[Start Dataset content]

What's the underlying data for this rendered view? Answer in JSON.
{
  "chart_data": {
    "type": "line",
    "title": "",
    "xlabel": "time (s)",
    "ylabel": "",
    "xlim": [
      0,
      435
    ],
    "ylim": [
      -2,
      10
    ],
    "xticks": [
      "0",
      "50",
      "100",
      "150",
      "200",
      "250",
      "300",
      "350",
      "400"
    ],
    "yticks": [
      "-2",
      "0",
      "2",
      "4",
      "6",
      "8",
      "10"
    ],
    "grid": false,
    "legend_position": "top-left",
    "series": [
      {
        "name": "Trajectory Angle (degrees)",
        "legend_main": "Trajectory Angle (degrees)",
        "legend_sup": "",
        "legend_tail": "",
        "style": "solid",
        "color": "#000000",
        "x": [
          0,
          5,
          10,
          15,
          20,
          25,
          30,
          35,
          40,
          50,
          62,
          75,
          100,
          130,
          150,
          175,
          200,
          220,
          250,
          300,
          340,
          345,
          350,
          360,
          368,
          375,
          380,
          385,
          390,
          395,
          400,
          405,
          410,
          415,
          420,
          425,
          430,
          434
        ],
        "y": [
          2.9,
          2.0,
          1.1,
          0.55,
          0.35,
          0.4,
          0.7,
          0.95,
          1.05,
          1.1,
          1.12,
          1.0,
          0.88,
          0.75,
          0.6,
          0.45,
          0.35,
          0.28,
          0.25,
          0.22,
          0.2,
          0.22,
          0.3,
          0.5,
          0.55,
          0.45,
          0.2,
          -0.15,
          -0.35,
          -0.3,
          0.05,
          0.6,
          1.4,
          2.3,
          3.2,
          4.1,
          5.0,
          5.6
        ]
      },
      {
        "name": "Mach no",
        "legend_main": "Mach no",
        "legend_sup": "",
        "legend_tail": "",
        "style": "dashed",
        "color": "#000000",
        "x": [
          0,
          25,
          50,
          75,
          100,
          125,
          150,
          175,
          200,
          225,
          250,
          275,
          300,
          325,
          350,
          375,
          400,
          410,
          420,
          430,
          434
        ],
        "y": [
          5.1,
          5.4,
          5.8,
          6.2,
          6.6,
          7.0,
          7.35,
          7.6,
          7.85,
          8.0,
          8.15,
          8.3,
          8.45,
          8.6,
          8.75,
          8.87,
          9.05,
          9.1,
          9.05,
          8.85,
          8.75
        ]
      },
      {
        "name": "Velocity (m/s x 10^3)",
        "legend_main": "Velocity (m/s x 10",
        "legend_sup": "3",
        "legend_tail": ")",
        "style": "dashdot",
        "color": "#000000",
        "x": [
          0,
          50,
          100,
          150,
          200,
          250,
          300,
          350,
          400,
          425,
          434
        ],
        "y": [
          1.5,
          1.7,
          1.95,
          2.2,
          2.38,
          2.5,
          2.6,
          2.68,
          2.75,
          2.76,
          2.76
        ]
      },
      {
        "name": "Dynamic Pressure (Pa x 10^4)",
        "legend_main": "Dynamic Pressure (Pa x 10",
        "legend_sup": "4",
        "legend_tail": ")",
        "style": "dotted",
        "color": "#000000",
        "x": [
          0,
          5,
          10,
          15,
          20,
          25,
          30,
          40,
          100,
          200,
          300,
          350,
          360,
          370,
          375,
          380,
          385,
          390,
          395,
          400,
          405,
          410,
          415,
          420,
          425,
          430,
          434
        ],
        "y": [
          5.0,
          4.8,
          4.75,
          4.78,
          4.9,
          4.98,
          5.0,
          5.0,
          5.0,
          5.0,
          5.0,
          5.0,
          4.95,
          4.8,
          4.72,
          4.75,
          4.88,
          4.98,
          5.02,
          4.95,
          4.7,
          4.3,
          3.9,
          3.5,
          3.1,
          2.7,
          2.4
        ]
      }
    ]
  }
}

[End Dataset content]

Stated task. Select every line in the records above that contains the word "degrees".

The completed task.
        "name": "Trajectory Angle (degrees)",
        "legend_main": "Trajectory Angle (degrees)",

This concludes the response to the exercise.